## Begin DATASET ROWS

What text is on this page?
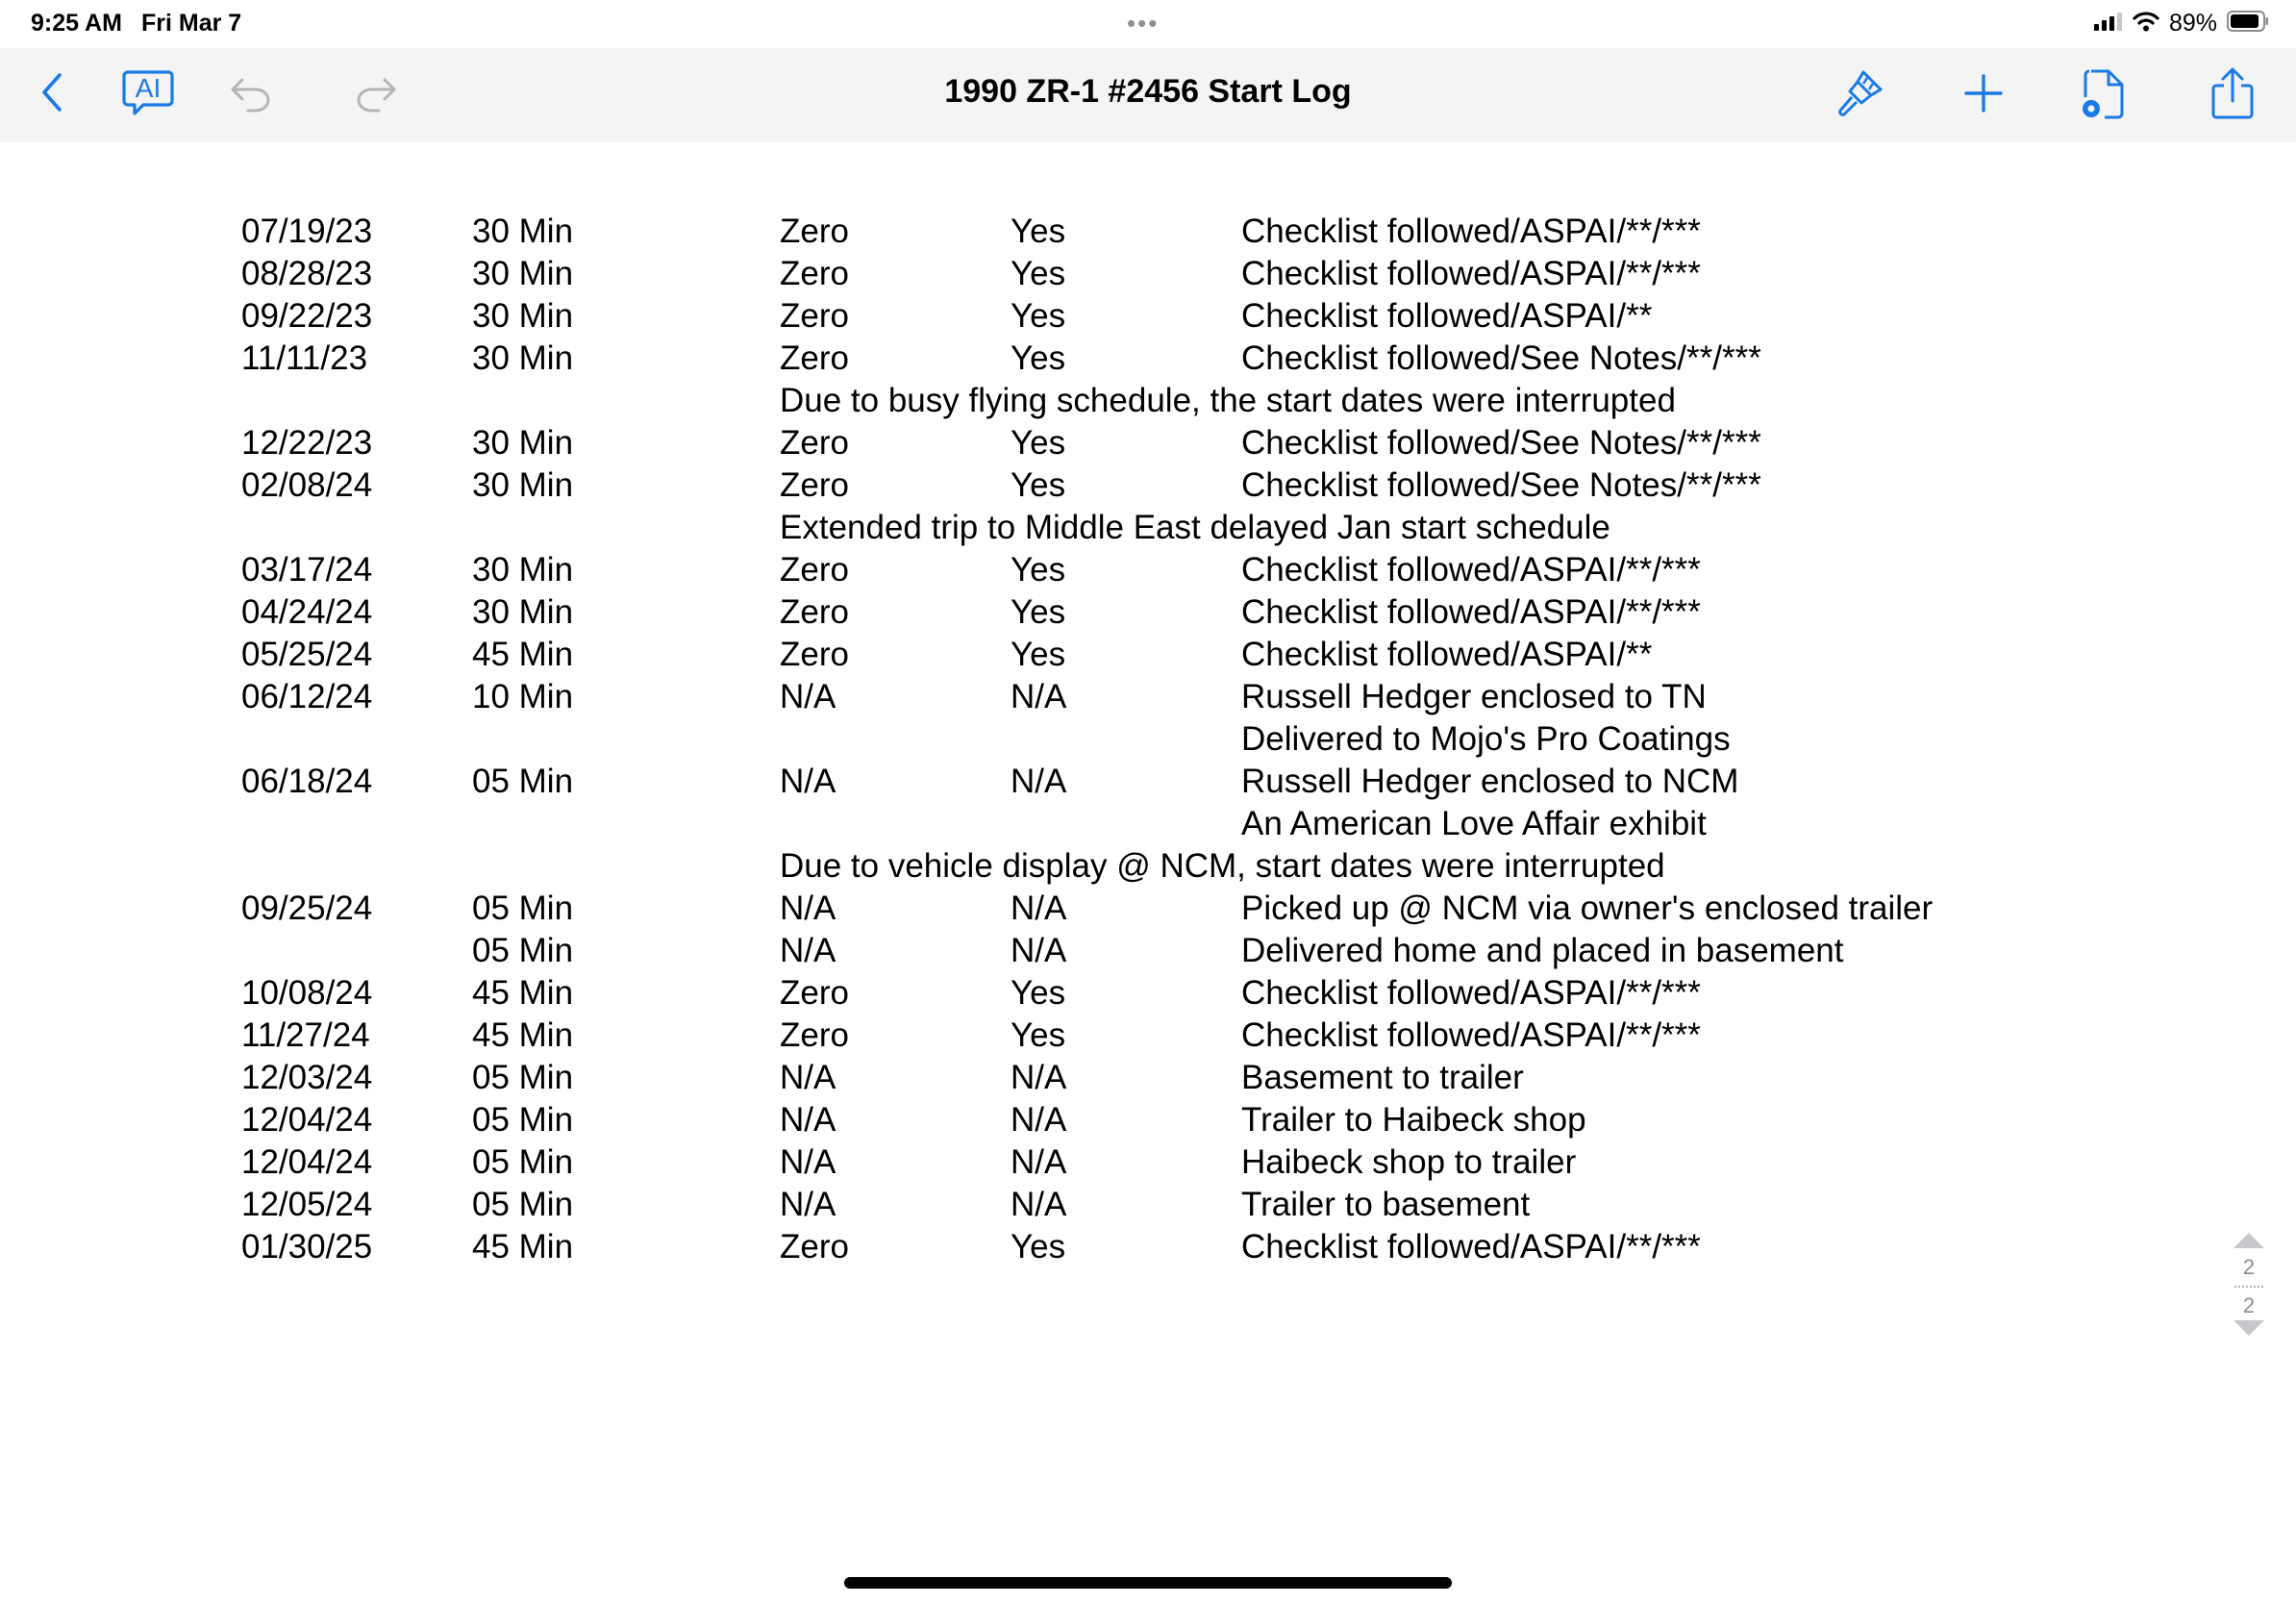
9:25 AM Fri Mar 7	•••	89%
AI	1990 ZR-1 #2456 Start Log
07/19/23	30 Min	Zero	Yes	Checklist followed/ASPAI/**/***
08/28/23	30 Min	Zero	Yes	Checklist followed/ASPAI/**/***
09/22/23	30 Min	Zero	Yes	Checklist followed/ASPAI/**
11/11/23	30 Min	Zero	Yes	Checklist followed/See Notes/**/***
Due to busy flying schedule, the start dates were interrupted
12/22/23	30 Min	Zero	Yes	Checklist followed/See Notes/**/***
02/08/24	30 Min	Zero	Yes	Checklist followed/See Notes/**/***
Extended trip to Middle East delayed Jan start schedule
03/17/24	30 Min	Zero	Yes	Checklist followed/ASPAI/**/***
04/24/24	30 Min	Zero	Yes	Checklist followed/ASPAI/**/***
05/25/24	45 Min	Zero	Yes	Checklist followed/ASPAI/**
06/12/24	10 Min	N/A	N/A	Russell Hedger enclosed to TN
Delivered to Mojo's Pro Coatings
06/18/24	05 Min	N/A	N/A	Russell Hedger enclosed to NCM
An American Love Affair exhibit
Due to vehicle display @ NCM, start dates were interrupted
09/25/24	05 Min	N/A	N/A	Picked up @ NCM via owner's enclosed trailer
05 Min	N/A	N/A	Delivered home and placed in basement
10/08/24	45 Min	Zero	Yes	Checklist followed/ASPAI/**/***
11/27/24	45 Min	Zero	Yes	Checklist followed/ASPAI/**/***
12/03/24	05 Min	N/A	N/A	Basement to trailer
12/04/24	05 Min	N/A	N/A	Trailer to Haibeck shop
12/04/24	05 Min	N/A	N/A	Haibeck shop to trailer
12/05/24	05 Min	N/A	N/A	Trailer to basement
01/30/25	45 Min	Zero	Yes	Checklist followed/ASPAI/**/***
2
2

## End DATASET ROWS

#### TASK STATEMENT:
The entries above are to be returned exactly, without their pictures.

#### SOLVED PROBLEM:
What text is on this page?
9:25 AM Fri Mar 7	•••	89%
AI	1990 ZR-1 #2456 Start Log
07/19/23	30 Min	Zero	Yes	Checklist followed/ASPAI/**/***
08/28/23	30 Min	Zero	Yes	Checklist followed/ASPAI/**/***
09/22/23	30 Min	Zero	Yes	Checklist followed/ASPAI/**
11/11/23	30 Min	Zero	Yes	Checklist followed/See Notes/**/***
Due to busy flying schedule, the start dates were interrupted
12/22/23	30 Min	Zero	Yes	Checklist followed/See Notes/**/***
02/08/24	30 Min	Zero	Yes	Checklist followed/See Notes/**/***
Extended trip to Middle East delayed Jan start schedule
03/17/24	30 Min	Zero	Yes	Checklist followed/ASPAI/**/***
04/24/24	30 Min	Zero	Yes	Checklist followed/ASPAI/**/***
05/25/24	45 Min	Zero	Yes	Checklist followed/ASPAI/**
06/12/24	10 Min	N/A	N/A	Russell Hedger enclosed to TN
Delivered to Mojo's Pro Coatings
06/18/24	05 Min	N/A	N/A	Russell Hedger enclosed to NCM
An American Love Affair exhibit
Due to vehicle display @ NCM, start dates were interrupted
09/25/24	05 Min	N/A	N/A	Picked up @ NCM via owner's enclosed trailer
05 Min	N/A	N/A	Delivered home and placed in basement
10/08/24	45 Min	Zero	Yes	Checklist followed/ASPAI/**/***
11/27/24	45 Min	Zero	Yes	Checklist followed/ASPAI/**/***
12/03/24	05 Min	N/A	N/A	Basement to trailer
12/04/24	05 Min	N/A	N/A	Trailer to Haibeck shop
12/04/24	05 Min	N/A	N/A	Haibeck shop to trailer
12/05/24	05 Min	N/A	N/A	Trailer to basement
01/30/25	45 Min	Zero	Yes	Checklist followed/ASPAI/**/***
2
2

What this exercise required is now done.